------ DATA SECTION

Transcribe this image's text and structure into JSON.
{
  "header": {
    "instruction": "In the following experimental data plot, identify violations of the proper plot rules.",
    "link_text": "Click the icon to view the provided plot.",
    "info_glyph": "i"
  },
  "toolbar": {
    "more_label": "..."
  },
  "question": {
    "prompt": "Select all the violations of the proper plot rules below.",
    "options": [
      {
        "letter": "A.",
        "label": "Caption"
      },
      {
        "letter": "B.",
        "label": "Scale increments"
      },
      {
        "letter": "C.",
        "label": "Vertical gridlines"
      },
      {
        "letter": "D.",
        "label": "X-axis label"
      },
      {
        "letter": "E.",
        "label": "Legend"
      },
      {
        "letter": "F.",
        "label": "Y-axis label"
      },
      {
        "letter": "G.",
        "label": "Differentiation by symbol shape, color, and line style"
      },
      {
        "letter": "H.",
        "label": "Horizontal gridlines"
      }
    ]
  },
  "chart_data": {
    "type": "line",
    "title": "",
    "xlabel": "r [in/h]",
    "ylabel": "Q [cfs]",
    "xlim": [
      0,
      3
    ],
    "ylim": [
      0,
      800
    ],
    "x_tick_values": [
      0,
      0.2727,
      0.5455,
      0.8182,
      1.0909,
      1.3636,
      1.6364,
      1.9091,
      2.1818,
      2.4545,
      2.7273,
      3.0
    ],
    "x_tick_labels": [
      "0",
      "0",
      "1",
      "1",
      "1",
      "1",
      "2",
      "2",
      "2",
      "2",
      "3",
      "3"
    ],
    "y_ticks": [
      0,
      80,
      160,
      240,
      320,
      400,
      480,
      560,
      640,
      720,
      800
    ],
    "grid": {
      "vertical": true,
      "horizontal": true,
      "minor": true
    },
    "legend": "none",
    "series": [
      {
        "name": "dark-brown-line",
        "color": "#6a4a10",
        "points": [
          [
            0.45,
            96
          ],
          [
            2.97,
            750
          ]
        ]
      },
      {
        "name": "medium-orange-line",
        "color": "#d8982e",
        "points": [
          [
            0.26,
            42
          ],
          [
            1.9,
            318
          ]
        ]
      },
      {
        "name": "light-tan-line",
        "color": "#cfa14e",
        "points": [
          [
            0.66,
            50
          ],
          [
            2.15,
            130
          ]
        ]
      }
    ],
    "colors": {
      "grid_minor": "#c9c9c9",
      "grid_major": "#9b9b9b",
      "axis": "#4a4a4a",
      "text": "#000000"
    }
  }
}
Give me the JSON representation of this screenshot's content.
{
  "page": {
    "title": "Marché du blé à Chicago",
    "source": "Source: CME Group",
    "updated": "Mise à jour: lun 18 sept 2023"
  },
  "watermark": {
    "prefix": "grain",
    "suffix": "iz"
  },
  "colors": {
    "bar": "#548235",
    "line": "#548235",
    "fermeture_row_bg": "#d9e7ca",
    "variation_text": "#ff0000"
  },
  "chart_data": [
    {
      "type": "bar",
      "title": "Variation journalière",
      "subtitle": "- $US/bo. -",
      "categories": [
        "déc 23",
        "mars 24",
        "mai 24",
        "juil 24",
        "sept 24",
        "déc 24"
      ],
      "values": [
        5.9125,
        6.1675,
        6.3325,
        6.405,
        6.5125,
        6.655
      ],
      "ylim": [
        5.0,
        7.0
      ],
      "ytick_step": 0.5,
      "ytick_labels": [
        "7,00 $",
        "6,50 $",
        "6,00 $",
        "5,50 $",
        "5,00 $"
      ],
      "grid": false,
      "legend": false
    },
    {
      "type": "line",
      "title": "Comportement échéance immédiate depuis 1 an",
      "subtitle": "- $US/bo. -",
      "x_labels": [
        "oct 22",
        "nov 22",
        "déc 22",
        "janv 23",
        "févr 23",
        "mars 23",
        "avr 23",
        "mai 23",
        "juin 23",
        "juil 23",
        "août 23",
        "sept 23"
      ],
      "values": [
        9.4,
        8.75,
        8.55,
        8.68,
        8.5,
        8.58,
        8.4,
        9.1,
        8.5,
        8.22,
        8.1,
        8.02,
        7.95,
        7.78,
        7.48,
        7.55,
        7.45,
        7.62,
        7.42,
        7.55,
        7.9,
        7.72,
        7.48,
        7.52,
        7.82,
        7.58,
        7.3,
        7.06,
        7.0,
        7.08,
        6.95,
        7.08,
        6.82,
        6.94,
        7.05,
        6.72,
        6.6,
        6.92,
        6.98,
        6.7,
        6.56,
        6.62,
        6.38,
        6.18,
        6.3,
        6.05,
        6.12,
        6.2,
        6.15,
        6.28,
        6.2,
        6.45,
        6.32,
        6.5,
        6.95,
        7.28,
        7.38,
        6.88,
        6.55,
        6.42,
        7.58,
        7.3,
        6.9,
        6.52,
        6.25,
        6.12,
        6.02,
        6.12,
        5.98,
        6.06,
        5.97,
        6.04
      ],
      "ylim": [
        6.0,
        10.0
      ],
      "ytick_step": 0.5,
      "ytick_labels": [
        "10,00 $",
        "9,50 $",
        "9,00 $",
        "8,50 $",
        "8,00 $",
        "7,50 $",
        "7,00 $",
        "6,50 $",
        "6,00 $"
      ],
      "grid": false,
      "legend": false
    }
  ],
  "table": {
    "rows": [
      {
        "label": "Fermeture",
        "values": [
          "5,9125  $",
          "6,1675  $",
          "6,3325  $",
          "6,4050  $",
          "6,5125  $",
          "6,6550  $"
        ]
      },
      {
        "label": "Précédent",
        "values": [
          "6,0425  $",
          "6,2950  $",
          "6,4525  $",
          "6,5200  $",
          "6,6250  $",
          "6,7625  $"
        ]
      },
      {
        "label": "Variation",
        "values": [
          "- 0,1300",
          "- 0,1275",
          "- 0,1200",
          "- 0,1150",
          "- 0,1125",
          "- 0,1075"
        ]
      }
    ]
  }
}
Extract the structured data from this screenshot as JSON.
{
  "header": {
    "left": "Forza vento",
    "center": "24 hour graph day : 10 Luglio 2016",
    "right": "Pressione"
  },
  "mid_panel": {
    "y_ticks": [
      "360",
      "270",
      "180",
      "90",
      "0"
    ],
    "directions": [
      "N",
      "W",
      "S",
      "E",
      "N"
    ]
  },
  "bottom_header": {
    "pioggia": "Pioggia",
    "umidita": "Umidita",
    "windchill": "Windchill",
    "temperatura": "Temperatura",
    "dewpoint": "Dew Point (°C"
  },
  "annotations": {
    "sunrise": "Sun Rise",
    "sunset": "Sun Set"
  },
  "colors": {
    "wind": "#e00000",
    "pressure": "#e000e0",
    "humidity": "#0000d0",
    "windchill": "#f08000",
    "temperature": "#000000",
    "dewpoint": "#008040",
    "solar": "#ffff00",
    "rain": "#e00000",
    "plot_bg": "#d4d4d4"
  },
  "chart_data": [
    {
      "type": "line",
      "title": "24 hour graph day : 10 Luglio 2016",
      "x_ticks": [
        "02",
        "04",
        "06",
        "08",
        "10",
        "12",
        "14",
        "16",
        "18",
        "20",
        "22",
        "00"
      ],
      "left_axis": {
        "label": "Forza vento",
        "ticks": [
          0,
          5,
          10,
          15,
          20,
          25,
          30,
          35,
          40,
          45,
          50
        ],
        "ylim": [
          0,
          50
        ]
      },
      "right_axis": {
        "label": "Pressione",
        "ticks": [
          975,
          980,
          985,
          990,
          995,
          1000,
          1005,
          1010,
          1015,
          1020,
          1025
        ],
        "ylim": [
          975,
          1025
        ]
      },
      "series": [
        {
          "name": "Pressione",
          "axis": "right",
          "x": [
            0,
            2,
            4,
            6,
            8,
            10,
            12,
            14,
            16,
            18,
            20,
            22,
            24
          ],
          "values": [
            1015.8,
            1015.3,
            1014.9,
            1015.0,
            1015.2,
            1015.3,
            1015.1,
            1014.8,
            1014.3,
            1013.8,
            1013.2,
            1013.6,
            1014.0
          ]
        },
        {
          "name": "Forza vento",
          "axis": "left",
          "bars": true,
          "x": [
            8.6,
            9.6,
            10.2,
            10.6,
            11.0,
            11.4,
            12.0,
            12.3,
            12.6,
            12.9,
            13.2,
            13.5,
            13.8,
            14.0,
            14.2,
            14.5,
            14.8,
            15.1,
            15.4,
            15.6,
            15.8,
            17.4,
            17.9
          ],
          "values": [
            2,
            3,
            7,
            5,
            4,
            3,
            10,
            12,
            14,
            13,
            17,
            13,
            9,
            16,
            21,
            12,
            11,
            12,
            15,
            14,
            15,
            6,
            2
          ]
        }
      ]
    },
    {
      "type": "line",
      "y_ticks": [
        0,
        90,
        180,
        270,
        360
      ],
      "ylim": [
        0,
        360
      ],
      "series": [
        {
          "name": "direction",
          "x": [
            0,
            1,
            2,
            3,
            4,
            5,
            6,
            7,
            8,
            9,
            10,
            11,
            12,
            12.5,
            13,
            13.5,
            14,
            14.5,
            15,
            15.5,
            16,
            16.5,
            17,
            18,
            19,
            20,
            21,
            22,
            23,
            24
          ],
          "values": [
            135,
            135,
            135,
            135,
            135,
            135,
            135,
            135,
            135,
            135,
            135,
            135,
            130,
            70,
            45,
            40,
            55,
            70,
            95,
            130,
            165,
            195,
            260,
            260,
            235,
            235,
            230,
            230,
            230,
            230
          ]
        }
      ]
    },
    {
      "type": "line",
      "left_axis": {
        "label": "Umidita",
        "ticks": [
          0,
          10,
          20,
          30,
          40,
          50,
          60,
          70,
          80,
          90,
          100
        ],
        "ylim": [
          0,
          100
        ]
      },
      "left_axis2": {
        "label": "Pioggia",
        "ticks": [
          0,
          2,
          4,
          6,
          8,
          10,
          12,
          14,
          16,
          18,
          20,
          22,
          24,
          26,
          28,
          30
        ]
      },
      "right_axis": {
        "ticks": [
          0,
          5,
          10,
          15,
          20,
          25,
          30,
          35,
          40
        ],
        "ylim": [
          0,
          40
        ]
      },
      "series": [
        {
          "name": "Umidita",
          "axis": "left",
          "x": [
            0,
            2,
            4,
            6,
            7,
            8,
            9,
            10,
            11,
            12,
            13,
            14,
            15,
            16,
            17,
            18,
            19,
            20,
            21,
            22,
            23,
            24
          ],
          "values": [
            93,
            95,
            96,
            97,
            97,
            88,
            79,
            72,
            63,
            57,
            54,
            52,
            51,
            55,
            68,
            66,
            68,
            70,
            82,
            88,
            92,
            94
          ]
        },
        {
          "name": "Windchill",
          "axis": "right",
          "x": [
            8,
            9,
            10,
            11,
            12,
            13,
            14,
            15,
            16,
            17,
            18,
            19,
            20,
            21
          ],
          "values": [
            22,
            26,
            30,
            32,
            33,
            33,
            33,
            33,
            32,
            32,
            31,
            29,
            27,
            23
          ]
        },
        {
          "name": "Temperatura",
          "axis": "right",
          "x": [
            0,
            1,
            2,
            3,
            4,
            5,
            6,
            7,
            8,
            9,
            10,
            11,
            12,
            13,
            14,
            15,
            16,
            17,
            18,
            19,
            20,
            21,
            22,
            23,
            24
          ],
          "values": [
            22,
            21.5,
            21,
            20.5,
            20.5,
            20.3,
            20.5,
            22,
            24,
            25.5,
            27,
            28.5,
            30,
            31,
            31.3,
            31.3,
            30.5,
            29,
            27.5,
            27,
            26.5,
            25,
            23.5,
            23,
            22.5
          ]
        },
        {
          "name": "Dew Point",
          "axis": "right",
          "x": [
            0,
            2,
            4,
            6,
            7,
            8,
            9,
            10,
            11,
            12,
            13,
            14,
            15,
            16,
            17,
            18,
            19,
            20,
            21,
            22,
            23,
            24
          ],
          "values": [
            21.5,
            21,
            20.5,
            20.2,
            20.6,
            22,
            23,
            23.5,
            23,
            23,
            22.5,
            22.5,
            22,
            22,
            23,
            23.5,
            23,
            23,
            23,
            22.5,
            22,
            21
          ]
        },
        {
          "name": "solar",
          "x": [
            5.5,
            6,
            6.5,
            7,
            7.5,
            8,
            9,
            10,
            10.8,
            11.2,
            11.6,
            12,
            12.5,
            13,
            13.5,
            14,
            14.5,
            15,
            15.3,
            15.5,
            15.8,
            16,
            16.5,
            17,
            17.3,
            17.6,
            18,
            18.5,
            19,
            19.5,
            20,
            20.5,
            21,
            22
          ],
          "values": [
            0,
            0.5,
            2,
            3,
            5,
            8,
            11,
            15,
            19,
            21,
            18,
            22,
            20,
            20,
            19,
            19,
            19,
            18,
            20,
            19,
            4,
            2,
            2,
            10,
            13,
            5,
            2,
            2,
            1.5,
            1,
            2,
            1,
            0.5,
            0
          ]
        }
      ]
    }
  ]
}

------------

_TASK DESCRIPTION_
Copy the lines from the entries above in which the word "JSON" appears.

_SOLUTION TO THIS TASK_
Transcribe this image's text and structure into JSON.
Give me the JSON representation of this screenshot's content.
Extract the structured data from this screenshot as JSON.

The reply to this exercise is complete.